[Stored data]
○ ○ ○ ○

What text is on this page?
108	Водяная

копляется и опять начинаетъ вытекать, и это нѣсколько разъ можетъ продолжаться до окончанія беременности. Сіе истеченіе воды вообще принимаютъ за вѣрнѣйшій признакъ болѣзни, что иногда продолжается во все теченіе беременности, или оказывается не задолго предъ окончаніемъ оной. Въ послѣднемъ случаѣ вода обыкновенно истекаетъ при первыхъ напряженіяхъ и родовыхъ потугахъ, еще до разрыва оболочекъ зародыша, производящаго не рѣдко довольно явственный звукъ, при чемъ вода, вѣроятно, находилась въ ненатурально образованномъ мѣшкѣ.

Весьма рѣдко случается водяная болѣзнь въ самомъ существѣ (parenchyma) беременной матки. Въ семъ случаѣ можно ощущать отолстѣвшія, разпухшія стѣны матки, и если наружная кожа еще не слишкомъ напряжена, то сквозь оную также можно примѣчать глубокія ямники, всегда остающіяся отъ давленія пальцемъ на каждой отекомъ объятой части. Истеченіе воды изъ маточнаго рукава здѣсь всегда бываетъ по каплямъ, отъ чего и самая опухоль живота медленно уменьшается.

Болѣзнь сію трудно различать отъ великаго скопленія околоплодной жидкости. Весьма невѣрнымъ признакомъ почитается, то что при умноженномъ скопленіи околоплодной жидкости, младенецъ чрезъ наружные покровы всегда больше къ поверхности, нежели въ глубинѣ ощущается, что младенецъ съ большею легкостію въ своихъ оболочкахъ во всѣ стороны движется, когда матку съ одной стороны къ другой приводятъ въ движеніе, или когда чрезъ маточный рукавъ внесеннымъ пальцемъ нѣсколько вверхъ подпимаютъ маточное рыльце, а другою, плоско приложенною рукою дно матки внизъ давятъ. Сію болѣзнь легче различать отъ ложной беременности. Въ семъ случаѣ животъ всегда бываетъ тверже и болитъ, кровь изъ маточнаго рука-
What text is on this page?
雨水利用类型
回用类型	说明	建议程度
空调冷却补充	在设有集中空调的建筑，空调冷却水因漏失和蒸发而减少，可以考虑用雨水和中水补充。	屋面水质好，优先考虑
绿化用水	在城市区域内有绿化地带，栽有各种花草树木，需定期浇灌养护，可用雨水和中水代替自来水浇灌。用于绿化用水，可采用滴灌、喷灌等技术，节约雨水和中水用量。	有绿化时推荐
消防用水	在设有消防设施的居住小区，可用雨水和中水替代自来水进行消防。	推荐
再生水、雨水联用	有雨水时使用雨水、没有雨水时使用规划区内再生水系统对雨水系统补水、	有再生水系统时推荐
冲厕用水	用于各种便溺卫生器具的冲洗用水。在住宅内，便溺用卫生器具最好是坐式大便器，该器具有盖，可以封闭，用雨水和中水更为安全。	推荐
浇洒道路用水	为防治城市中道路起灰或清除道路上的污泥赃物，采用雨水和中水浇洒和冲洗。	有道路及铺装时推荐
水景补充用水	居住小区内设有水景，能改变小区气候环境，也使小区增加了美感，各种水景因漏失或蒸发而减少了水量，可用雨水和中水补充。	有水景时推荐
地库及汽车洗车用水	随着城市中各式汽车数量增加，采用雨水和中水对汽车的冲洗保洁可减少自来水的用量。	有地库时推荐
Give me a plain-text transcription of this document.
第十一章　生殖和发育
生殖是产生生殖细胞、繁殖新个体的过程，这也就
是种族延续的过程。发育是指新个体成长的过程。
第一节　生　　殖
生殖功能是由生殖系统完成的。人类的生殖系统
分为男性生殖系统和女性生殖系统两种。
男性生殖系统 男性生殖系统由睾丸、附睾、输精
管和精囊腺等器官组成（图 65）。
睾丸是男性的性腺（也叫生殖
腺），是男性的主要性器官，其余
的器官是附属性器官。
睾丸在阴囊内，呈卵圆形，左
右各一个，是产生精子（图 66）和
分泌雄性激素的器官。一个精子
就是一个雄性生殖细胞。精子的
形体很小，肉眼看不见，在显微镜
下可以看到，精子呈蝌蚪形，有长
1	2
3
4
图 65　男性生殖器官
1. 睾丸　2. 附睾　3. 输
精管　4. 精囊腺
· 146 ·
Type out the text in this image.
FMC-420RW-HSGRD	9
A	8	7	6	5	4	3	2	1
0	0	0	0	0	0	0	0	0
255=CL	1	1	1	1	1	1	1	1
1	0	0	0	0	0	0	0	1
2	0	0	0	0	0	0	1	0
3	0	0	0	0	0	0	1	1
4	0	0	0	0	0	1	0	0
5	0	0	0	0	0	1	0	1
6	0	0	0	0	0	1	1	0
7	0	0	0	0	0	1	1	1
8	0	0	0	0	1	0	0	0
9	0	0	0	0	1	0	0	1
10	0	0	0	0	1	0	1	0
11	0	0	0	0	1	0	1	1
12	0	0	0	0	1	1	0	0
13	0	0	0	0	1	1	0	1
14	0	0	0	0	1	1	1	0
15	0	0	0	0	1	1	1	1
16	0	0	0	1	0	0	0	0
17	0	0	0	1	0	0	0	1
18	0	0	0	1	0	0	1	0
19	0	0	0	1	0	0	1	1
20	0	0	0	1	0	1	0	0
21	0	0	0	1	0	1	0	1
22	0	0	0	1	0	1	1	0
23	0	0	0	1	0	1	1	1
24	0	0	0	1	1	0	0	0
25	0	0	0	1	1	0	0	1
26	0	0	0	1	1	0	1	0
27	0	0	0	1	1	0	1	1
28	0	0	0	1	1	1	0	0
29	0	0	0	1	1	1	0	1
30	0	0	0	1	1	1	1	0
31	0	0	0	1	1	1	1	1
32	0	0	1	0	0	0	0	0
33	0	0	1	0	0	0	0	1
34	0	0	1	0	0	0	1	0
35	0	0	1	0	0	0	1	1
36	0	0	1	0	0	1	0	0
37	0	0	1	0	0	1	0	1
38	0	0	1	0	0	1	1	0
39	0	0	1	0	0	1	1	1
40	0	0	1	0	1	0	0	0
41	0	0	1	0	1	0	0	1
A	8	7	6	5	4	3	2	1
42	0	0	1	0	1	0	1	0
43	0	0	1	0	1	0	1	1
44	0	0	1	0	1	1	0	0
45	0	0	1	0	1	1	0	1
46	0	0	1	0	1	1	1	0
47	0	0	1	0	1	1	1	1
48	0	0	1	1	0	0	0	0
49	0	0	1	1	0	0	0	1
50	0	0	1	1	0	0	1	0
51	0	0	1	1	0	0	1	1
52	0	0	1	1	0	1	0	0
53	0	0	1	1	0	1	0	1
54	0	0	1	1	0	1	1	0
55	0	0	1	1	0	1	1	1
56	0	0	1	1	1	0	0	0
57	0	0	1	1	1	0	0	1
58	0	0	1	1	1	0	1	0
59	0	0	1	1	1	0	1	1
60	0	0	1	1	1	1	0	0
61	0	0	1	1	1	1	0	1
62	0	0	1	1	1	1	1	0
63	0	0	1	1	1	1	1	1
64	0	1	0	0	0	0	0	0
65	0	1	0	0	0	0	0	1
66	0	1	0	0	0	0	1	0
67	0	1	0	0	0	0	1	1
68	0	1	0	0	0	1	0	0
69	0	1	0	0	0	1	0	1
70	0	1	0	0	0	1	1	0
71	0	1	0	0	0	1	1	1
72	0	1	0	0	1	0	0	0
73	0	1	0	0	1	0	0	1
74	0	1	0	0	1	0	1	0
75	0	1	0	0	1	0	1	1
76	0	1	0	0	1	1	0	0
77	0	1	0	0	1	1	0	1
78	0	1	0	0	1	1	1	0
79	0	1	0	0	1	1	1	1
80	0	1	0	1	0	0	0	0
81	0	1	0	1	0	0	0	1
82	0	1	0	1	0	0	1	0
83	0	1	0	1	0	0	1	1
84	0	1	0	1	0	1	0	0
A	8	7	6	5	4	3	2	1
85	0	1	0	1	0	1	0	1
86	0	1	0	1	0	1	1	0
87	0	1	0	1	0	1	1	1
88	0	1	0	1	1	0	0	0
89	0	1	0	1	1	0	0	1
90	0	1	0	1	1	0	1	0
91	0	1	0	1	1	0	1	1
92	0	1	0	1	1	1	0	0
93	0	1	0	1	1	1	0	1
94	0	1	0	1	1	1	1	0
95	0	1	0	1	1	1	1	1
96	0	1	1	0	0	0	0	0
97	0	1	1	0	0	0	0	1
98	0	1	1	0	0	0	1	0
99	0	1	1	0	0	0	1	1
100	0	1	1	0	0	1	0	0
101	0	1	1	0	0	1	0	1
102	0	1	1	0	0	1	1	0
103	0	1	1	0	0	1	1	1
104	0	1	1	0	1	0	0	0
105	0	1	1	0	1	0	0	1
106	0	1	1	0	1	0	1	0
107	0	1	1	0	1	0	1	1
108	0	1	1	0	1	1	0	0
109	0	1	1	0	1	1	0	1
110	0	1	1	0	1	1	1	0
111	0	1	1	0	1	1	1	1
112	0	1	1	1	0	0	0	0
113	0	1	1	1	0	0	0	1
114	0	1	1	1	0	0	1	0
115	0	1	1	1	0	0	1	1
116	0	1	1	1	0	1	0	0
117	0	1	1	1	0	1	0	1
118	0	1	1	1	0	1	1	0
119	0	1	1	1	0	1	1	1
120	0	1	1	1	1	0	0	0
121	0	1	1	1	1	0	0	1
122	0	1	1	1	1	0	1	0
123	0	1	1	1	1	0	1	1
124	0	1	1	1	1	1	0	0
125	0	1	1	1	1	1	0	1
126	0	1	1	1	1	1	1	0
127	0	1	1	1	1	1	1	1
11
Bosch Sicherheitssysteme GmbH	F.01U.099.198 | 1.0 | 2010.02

○ ○ ○ ○

In the lines above, locate the string "text". Copy every line where it occurs.

What text is on this page?
What text is on this page?
Give me a plain-text transcription of this document.
Type out the text in this image.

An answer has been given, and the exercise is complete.